→ **Your task**
Write out all the rows below again, switching every "host-label" to "host-tag" and leaving everything else untouched.

→ **Records to use**
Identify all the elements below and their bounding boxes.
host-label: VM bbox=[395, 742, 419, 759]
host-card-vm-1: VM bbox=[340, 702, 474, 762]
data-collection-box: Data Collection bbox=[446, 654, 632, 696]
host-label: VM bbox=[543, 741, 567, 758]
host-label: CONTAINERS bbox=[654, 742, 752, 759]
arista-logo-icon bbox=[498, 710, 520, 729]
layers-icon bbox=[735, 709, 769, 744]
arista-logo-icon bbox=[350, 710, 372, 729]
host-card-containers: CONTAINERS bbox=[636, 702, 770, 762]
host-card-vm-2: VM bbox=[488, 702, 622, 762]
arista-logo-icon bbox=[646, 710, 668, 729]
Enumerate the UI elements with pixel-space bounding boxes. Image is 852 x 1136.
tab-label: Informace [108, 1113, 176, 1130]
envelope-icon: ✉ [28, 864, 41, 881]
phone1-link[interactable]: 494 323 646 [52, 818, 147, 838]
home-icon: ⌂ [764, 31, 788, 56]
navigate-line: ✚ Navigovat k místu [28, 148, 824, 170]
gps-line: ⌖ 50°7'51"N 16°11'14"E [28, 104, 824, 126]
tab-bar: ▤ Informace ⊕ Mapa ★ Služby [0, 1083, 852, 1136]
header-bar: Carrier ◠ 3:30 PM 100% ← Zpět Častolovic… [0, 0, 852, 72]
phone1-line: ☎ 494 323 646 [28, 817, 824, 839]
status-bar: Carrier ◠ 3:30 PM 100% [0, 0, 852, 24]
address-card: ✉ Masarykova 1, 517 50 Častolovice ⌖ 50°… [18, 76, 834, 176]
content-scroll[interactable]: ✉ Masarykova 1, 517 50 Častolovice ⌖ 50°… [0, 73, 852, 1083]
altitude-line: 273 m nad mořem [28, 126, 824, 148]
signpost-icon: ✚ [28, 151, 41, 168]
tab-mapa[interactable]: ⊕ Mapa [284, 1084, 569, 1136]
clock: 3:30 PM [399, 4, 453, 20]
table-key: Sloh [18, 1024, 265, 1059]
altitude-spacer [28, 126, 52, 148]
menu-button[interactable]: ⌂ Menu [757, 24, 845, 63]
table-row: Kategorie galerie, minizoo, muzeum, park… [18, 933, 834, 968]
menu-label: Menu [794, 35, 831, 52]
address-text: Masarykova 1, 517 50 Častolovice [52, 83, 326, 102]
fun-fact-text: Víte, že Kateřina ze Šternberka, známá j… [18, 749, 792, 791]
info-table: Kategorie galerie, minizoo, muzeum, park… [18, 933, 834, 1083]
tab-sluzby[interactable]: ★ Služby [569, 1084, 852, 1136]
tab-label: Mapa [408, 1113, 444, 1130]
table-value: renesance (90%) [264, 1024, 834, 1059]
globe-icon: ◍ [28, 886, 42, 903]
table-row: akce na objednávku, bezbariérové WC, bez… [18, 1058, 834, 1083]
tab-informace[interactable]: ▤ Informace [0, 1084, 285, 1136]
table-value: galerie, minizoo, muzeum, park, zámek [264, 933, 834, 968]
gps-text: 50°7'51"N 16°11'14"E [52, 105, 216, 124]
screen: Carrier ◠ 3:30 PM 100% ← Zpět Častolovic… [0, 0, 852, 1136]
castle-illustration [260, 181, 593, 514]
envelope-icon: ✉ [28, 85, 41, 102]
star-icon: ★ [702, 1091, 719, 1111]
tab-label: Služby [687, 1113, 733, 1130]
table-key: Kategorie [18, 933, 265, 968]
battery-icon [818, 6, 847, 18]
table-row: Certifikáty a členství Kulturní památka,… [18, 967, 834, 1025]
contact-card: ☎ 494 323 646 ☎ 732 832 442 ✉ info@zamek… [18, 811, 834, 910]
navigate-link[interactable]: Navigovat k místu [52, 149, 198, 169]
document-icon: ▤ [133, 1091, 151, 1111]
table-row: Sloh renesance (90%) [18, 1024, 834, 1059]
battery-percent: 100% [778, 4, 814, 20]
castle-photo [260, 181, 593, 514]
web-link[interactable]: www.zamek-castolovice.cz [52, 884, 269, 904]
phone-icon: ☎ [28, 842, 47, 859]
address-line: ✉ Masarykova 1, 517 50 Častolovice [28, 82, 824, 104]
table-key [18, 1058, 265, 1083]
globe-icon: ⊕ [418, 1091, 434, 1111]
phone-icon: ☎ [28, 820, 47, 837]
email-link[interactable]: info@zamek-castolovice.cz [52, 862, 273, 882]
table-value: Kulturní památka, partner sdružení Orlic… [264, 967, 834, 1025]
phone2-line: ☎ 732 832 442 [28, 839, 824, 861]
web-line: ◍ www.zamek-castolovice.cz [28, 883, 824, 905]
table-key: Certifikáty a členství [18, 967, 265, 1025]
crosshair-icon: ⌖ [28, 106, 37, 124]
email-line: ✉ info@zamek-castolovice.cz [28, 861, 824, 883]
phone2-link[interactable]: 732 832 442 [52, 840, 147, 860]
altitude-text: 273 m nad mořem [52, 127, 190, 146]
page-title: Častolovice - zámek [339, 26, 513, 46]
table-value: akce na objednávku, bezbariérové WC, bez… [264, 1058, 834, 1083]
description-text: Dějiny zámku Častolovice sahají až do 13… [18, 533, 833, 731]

→ **Result for this task**
Identify all the elements below and their bounding boxes.
host-tag: VM bbox=[395, 742, 419, 759]
host-card-vm-1: VM bbox=[340, 702, 474, 762]
data-collection-box: Data Collection bbox=[446, 654, 632, 696]
host-tag: VM bbox=[543, 741, 567, 758]
host-tag: CONTAINERS bbox=[654, 742, 752, 759]
arista-logo-icon bbox=[498, 710, 520, 729]
layers-icon bbox=[735, 709, 769, 744]
arista-logo-icon bbox=[350, 710, 372, 729]
host-card-containers: CONTAINERS bbox=[636, 702, 770, 762]
host-card-vm-2: VM bbox=[488, 702, 622, 762]
arista-logo-icon bbox=[646, 710, 668, 729]
Enumerate the UI elements with pixel-space bounding boxes. Image is 852 x 1136.
tab-label: Informace [108, 1113, 176, 1130]
envelope-icon: ✉ [28, 864, 41, 881]
phone1-link[interactable]: 494 323 646 [52, 818, 147, 838]
home-icon: ⌂ [764, 31, 788, 56]
navigate-line: ✚ Navigovat k místu [28, 148, 824, 170]
gps-line: ⌖ 50°7'51"N 16°11'14"E [28, 104, 824, 126]
tab-bar: ▤ Informace ⊕ Mapa ★ Služby [0, 1083, 852, 1136]
header-bar: Carrier ◠ 3:30 PM 100% ← Zpět Častolovic… [0, 0, 852, 72]
phone1-line: ☎ 494 323 646 [28, 817, 824, 839]
status-bar: Carrier ◠ 3:30 PM 100% [0, 0, 852, 24]
address-card: ✉ Masarykova 1, 517 50 Častolovice ⌖ 50°… [18, 76, 834, 176]
content-scroll[interactable]: ✉ Masarykova 1, 517 50 Častolovice ⌖ 50°… [0, 73, 852, 1083]
altitude-line: 273 m nad mořem [28, 126, 824, 148]
signpost-icon: ✚ [28, 151, 41, 168]
tab-mapa[interactable]: ⊕ Mapa [284, 1084, 569, 1136]
clock: 3:30 PM [399, 4, 453, 20]
table-key: Sloh [18, 1024, 265, 1059]
altitude-spacer [28, 126, 52, 148]
menu-button[interactable]: ⌂ Menu [757, 24, 845, 63]
table-row: Kategorie galerie, minizoo, muzeum, park… [18, 933, 834, 968]
menu-label: Menu [794, 35, 831, 52]
address-text: Masarykova 1, 517 50 Častolovice [52, 83, 326, 102]
fun-fact-text: Víte, že Kateřina ze Šternberka, známá j… [18, 749, 792, 791]
info-table: Kategorie galerie, minizoo, muzeum, park… [18, 933, 834, 1083]
tab-sluzby[interactable]: ★ Služby [569, 1084, 852, 1136]
tab-label: Mapa [408, 1113, 444, 1130]
table-value: renesance (90%) [264, 1024, 834, 1059]
globe-icon: ◍ [28, 886, 42, 903]
table-row: akce na objednávku, bezbariérové WC, bez… [18, 1058, 834, 1083]
tab-informace[interactable]: ▤ Informace [0, 1084, 285, 1136]
table-value: galerie, minizoo, muzeum, park, zámek [264, 933, 834, 968]
gps-text: 50°7'51"N 16°11'14"E [52, 105, 216, 124]
screen: Carrier ◠ 3:30 PM 100% ← Zpět Častolovic… [0, 0, 852, 1136]
castle-illustration [260, 181, 593, 514]
envelope-icon: ✉ [28, 85, 41, 102]
star-icon: ★ [702, 1091, 719, 1111]
tab-label: Služby [687, 1113, 733, 1130]
table-key: Kategorie [18, 933, 265, 968]
battery-icon [818, 6, 847, 18]
table-row: Certifikáty a členství Kulturní památka,… [18, 967, 834, 1025]
contact-card: ☎ 494 323 646 ☎ 732 832 442 ✉ info@zamek… [18, 811, 834, 910]
navigate-link[interactable]: Navigovat k místu [52, 149, 198, 169]
document-icon: ▤ [133, 1091, 151, 1111]
table-row: Sloh renesance (90%) [18, 1024, 834, 1059]
battery-percent: 100% [778, 4, 814, 20]
castle-photo [260, 181, 593, 514]
web-link[interactable]: www.zamek-castolovice.cz [52, 884, 269, 904]
phone-icon: ☎ [28, 842, 47, 859]
address-line: ✉ Masarykova 1, 517 50 Častolovice [28, 82, 824, 104]
table-key [18, 1058, 265, 1083]
globe-icon: ⊕ [418, 1091, 434, 1111]
phone-icon: ☎ [28, 820, 47, 837]
email-link[interactable]: info@zamek-castolovice.cz [52, 862, 273, 882]
table-value: Kulturní památka, partner sdružení Orlic… [264, 967, 834, 1025]
phone2-line: ☎ 732 832 442 [28, 839, 824, 861]
web-line: ◍ www.zamek-castolovice.cz [28, 883, 824, 905]
table-key: Certifikáty a členství [18, 967, 265, 1025]
crosshair-icon: ⌖ [28, 106, 37, 124]
email-line: ✉ info@zamek-castolovice.cz [28, 861, 824, 883]
phone2-link[interactable]: 732 832 442 [52, 840, 147, 860]
altitude-text: 273 m nad mořem [52, 127, 190, 146]
page-title: Častolovice - zámek [339, 26, 513, 46]
table-value: akce na objednávku, bezbariérové WC, bez… [264, 1058, 834, 1083]
description-text: Dějiny zámku Častolovice sahají až do 13… [18, 533, 833, 731]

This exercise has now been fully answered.